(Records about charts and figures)
┄┄┄┄┄┄┄┄┄┄┄┄┄┄┄┄┄┄┄┄
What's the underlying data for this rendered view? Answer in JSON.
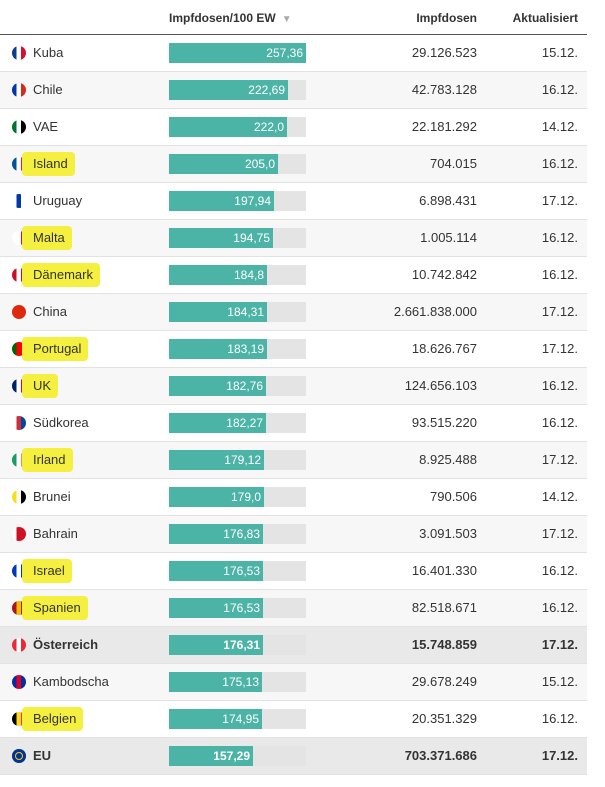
{
  "header": {
    "rate_label": "Impfdosen/100 EW",
    "sort_icon": "▼",
    "doses_label": "Impfdosen",
    "updated_label": "Aktualisiert"
  },
  "chart_data": {
    "type": "bar",
    "xlim": [
      0,
      257.36
    ],
    "rows": [
      {
        "country": "Kuba",
        "rate": 257.36,
        "rate_label": "257,36",
        "doses": "29.126.523",
        "updated": "15.12.",
        "flag": [
          "#0b3d91",
          "#ffffff",
          "#d21034"
        ],
        "highlight": false,
        "bold": false
      },
      {
        "country": "Chile",
        "rate": 222.69,
        "rate_label": "222,69",
        "doses": "42.783.128",
        "updated": "16.12.",
        "flag": [
          "#0039a6",
          "#ffffff",
          "#d52b1e"
        ],
        "highlight": false,
        "bold": false
      },
      {
        "country": "VAE",
        "rate": 222.0,
        "rate_label": "222,0",
        "doses": "22.181.292",
        "updated": "14.12.",
        "flag": [
          "#00732f",
          "#ffffff",
          "#000000"
        ],
        "highlight": false,
        "bold": false
      },
      {
        "country": "Island",
        "rate": 205.0,
        "rate_label": "205,0",
        "doses": "704.015",
        "updated": "16.12.",
        "flag": [
          "#02529c",
          "#ffffff",
          "#dc1e35"
        ],
        "highlight": true,
        "bold": false
      },
      {
        "country": "Uruguay",
        "rate": 197.94,
        "rate_label": "197,94",
        "doses": "6.898.431",
        "updated": "17.12.",
        "flag": [
          "#ffffff",
          "#0038a8",
          "#ffffff"
        ],
        "highlight": false,
        "bold": false
      },
      {
        "country": "Malta",
        "rate": 194.75,
        "rate_label": "194,75",
        "doses": "1.005.114",
        "updated": "16.12.",
        "flag": [
          "#ffffff",
          "#ffffff",
          "#cf142b"
        ],
        "highlight": true,
        "bold": false
      },
      {
        "country": "Dänemark",
        "rate": 184.8,
        "rate_label": "184,8",
        "doses": "10.742.842",
        "updated": "16.12.",
        "flag": [
          "#c8102e",
          "#ffffff",
          "#c8102e"
        ],
        "highlight": true,
        "bold": false
      },
      {
        "country": "China",
        "rate": 184.31,
        "rate_label": "184,31",
        "doses": "2.661.838.000",
        "updated": "17.12.",
        "flag": [
          "#de2910",
          "#de2910",
          "#de2910"
        ],
        "highlight": false,
        "bold": false
      },
      {
        "country": "Portugal",
        "rate": 183.19,
        "rate_label": "183,19",
        "doses": "18.626.767",
        "updated": "17.12.",
        "flag": [
          "#006600",
          "#ff0000",
          "#ff0000"
        ],
        "highlight": true,
        "bold": false
      },
      {
        "country": "UK",
        "rate": 182.76,
        "rate_label": "182,76",
        "doses": "124.656.103",
        "updated": "16.12.",
        "flag": [
          "#012169",
          "#ffffff",
          "#c8102e"
        ],
        "highlight": true,
        "bold": false
      },
      {
        "country": "Südkorea",
        "rate": 182.27,
        "rate_label": "182,27",
        "doses": "93.515.220",
        "updated": "16.12.",
        "flag": [
          "#ffffff",
          "#cd2e3a",
          "#0047a0"
        ],
        "highlight": false,
        "bold": false
      },
      {
        "country": "Irland",
        "rate": 179.12,
        "rate_label": "179,12",
        "doses": "8.925.488",
        "updated": "17.12.",
        "flag": [
          "#169b62",
          "#ffffff",
          "#ff883e"
        ],
        "highlight": true,
        "bold": false
      },
      {
        "country": "Brunei",
        "rate": 179.0,
        "rate_label": "179,0",
        "doses": "790.506",
        "updated": "14.12.",
        "flag": [
          "#f7e017",
          "#ffffff",
          "#000000"
        ],
        "highlight": false,
        "bold": false
      },
      {
        "country": "Bahrain",
        "rate": 176.83,
        "rate_label": "176,83",
        "doses": "3.091.503",
        "updated": "17.12.",
        "flag": [
          "#ffffff",
          "#ce1126",
          "#ce1126"
        ],
        "highlight": false,
        "bold": false
      },
      {
        "country": "Israel",
        "rate": 176.53,
        "rate_label": "176,53",
        "doses": "16.401.330",
        "updated": "16.12.",
        "flag": [
          "#0038b8",
          "#ffffff",
          "#0038b8"
        ],
        "highlight": true,
        "bold": false
      },
      {
        "country": "Spanien",
        "rate": 176.53,
        "rate_label": "176,53",
        "doses": "82.518.671",
        "updated": "16.12.",
        "flag": [
          "#aa151b",
          "#f1bf00",
          "#aa151b"
        ],
        "highlight": true,
        "bold": false
      },
      {
        "country": "Österreich",
        "rate": 176.31,
        "rate_label": "176,31",
        "doses": "15.748.859",
        "updated": "17.12.",
        "flag": [
          "#ed2939",
          "#ffffff",
          "#ed2939"
        ],
        "highlight": false,
        "bold": true
      },
      {
        "country": "Kambodscha",
        "rate": 175.13,
        "rate_label": "175,13",
        "doses": "29.678.249",
        "updated": "15.12.",
        "flag": [
          "#032ea1",
          "#e00025",
          "#032ea1"
        ],
        "highlight": false,
        "bold": false
      },
      {
        "country": "Belgien",
        "rate": 174.95,
        "rate_label": "174,95",
        "doses": "20.351.329",
        "updated": "16.12.",
        "flag": [
          "#000000",
          "#fdda24",
          "#ef3340"
        ],
        "highlight": true,
        "bold": false
      },
      {
        "country": "EU",
        "rate": 157.29,
        "rate_label": "157,29",
        "doses": "703.371.686",
        "updated": "17.12.",
        "flag": [
          "#003399",
          "#003399",
          "#003399"
        ],
        "highlight": false,
        "bold": true
      }
    ]
  },
  "colors": {
    "bar": "#4cb4a6",
    "track": "#e4e4e4",
    "highlight": "#f5f040"
  }
}
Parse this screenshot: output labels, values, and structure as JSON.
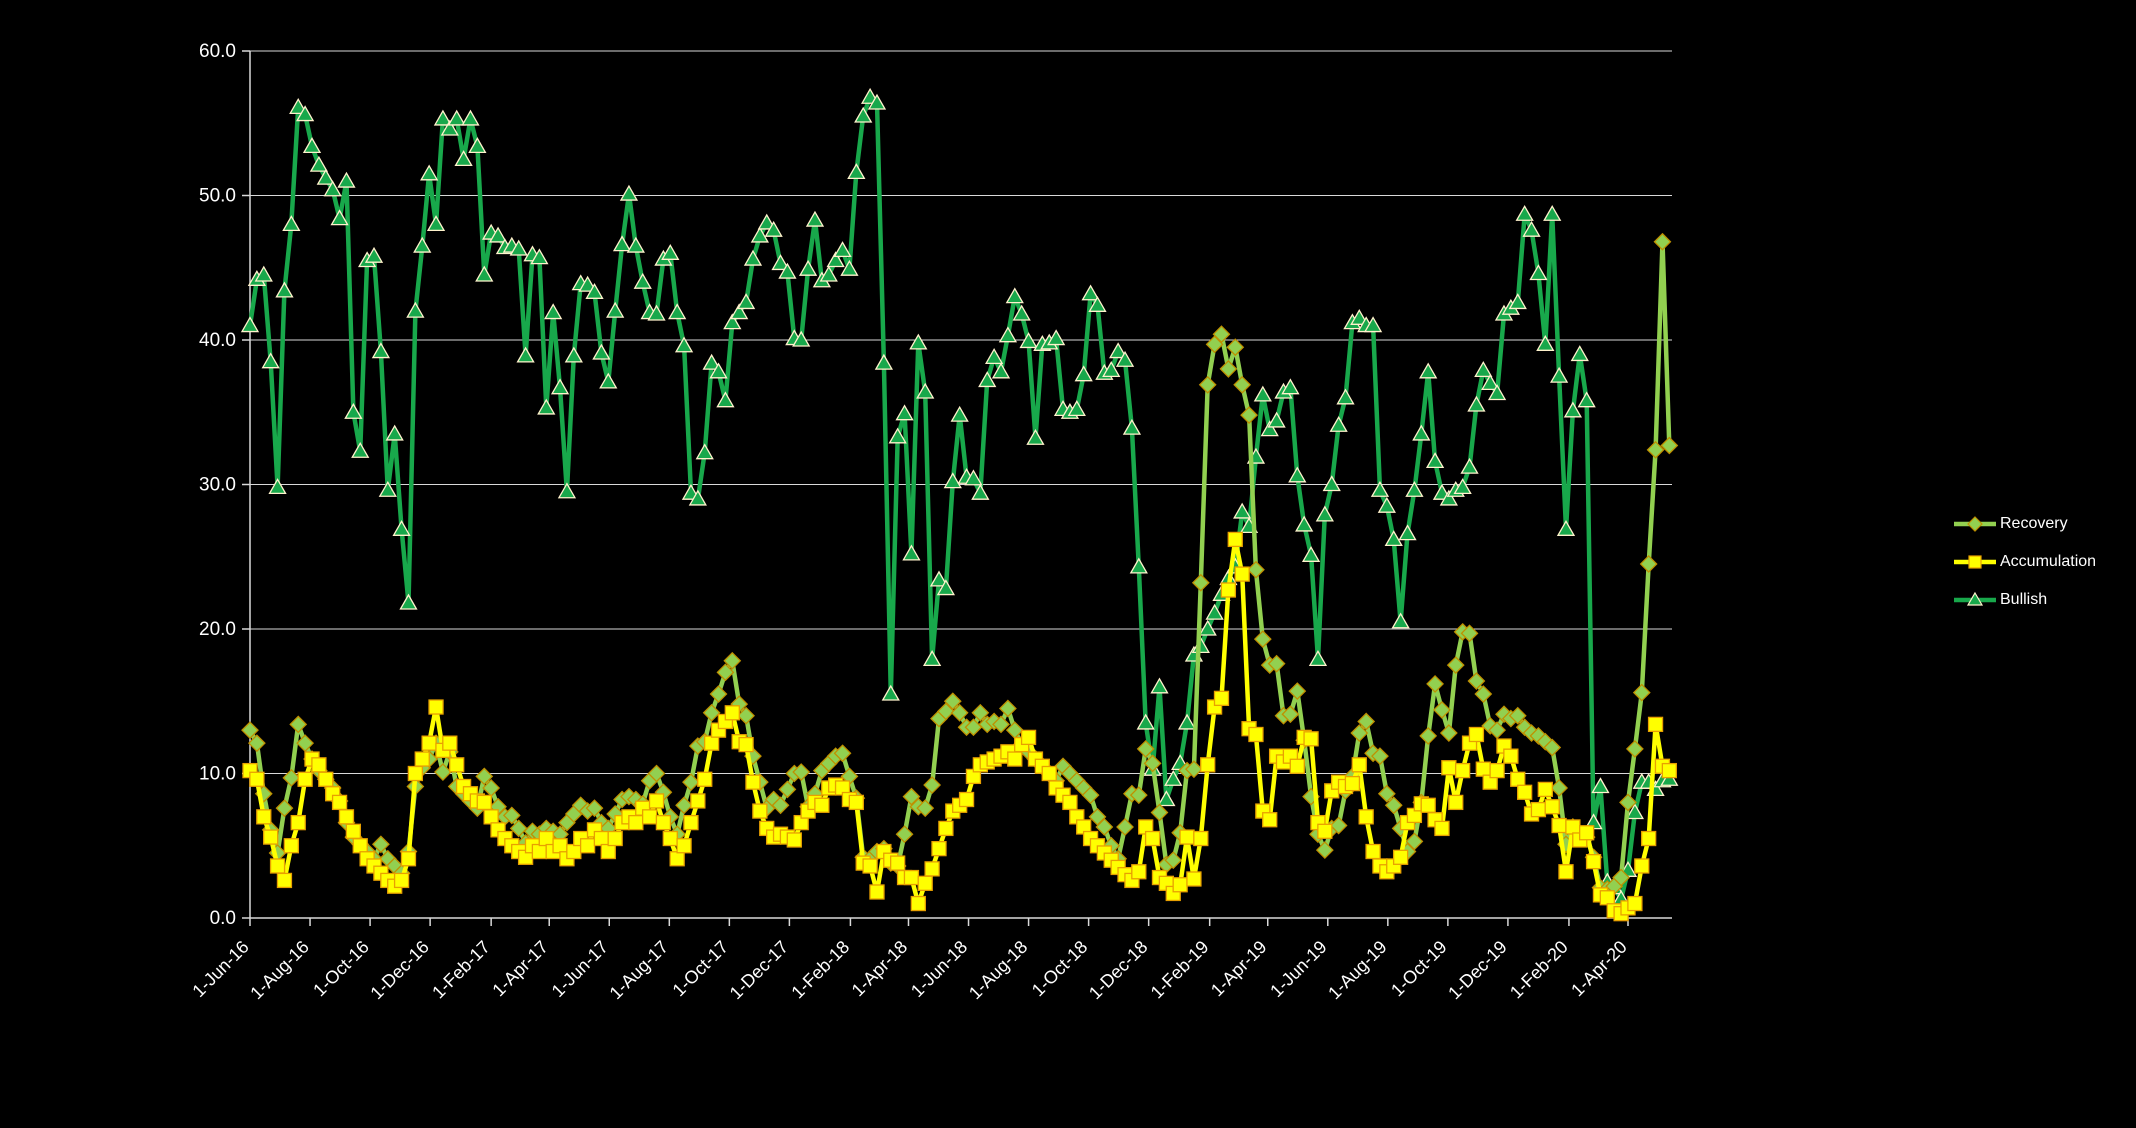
┄┄┄┄┄┄┄┄┄┄┄┄┄┄┄┄┄┄┄┄
Set task ::
Which lines hold the word "this"? Copy all of them.

Written response ::
What's the underlying data for this rendered view? Answer in JSON.
Parse this screenshot: output labels, values, and structure as JSON.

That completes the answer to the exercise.